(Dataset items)
========================

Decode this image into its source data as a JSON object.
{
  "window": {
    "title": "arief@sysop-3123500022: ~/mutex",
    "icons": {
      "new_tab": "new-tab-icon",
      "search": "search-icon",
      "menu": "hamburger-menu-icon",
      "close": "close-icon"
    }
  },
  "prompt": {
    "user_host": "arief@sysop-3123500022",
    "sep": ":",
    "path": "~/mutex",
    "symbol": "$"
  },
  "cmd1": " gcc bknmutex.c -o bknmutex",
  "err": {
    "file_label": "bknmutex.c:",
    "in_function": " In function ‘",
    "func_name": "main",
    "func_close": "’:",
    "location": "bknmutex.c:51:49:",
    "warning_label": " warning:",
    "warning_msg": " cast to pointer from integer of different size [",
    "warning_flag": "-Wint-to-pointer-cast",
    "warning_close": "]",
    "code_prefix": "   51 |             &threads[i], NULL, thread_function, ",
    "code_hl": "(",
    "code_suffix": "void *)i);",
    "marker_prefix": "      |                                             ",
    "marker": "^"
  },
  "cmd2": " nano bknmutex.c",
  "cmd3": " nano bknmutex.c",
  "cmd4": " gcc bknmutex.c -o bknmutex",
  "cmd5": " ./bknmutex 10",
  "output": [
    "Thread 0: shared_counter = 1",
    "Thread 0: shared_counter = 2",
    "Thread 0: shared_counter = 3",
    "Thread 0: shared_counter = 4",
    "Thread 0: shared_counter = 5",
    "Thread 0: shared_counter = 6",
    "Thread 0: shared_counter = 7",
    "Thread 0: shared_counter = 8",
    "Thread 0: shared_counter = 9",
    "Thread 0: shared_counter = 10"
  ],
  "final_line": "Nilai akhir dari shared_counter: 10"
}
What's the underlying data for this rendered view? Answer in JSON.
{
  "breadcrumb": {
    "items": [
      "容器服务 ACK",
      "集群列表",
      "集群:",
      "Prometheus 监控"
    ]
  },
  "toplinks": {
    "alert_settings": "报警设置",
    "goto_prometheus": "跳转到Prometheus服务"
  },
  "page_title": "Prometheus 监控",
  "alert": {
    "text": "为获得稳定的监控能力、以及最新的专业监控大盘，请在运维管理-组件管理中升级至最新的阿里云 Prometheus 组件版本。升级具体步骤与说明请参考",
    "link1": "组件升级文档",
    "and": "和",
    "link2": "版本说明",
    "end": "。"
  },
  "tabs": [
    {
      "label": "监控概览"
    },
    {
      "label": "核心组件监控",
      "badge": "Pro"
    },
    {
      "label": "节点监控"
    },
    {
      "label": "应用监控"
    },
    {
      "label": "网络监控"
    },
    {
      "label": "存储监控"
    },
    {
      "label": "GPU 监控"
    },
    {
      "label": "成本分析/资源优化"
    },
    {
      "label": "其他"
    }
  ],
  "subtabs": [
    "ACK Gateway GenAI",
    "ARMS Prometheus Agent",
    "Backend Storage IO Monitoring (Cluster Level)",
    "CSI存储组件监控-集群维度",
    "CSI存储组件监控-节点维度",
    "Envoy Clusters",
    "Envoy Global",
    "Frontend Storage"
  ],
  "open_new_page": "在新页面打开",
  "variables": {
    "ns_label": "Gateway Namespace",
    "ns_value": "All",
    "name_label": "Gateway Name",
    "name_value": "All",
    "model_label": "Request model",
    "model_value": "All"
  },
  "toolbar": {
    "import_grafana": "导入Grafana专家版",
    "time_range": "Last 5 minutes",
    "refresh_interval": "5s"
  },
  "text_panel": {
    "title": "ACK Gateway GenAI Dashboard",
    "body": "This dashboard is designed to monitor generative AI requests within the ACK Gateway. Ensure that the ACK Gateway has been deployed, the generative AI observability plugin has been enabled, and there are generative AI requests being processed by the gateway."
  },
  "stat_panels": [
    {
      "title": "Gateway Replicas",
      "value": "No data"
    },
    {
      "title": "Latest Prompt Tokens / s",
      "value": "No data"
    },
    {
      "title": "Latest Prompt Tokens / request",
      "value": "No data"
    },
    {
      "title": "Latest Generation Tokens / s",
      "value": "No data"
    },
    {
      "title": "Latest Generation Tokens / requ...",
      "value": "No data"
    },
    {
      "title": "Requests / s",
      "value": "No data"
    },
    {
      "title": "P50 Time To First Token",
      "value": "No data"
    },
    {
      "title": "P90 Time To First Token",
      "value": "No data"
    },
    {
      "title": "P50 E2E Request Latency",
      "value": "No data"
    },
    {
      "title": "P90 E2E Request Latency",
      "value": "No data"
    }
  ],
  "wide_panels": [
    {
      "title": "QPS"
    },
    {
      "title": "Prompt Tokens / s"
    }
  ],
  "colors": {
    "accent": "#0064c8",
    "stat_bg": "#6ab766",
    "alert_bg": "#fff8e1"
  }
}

========================

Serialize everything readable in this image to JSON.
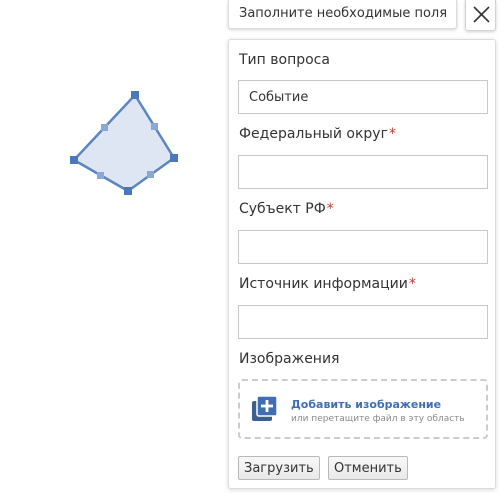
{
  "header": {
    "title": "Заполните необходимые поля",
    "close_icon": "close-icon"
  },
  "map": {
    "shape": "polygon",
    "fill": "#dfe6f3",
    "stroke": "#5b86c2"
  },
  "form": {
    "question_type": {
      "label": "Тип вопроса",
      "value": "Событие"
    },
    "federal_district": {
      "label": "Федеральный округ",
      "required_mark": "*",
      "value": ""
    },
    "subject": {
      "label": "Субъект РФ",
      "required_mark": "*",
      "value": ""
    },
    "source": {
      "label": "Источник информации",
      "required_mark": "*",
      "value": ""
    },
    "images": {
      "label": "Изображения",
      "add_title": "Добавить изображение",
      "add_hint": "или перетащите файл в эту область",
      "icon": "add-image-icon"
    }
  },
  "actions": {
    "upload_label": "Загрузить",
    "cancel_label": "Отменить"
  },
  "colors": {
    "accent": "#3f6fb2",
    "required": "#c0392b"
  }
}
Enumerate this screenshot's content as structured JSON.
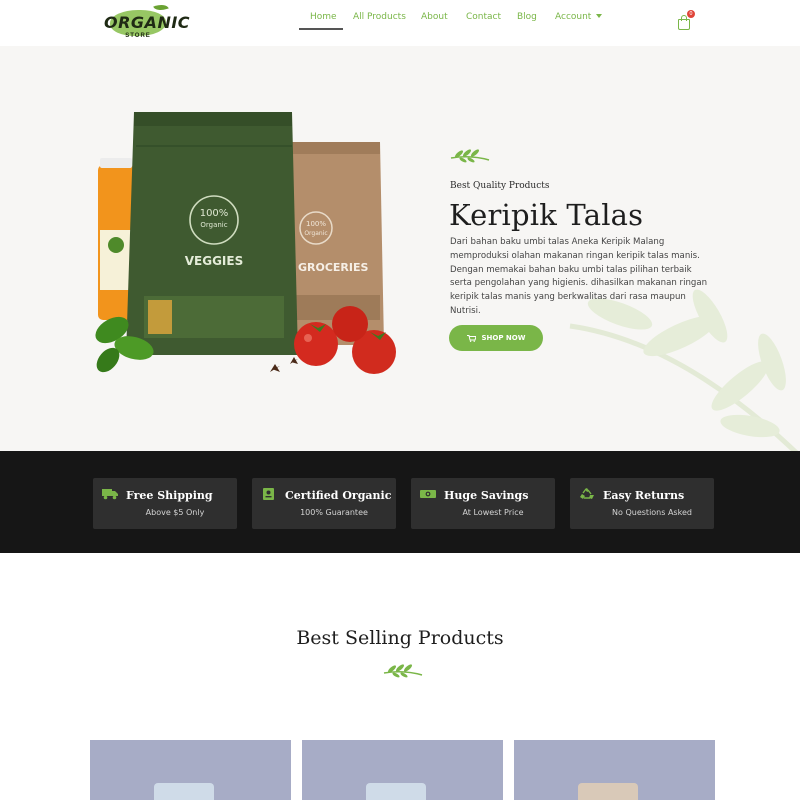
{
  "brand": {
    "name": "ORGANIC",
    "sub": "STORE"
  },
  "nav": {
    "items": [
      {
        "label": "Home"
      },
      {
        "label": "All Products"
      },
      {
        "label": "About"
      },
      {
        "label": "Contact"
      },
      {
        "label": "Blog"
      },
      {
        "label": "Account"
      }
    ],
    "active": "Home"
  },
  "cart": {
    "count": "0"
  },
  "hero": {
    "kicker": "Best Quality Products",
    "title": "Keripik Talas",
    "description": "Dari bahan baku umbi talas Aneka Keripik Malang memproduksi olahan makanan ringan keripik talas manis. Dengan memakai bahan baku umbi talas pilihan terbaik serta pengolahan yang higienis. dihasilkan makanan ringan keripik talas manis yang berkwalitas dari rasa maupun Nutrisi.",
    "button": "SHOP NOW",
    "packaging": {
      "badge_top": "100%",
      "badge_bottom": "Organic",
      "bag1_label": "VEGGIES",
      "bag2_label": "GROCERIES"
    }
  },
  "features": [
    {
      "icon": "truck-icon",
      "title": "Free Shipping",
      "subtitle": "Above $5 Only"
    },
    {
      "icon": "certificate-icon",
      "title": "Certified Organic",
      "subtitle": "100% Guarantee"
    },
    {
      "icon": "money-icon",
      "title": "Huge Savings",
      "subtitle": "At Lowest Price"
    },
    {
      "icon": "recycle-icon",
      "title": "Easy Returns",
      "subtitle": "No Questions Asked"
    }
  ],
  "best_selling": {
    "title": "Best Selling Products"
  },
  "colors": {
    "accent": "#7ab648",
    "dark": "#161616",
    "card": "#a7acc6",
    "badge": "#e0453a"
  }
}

========================

EXERCISE OBJECTIVE:
Tally up the lines in the records containing the word "source", then give the count and nothing else.

EXERCISE RESULT:
2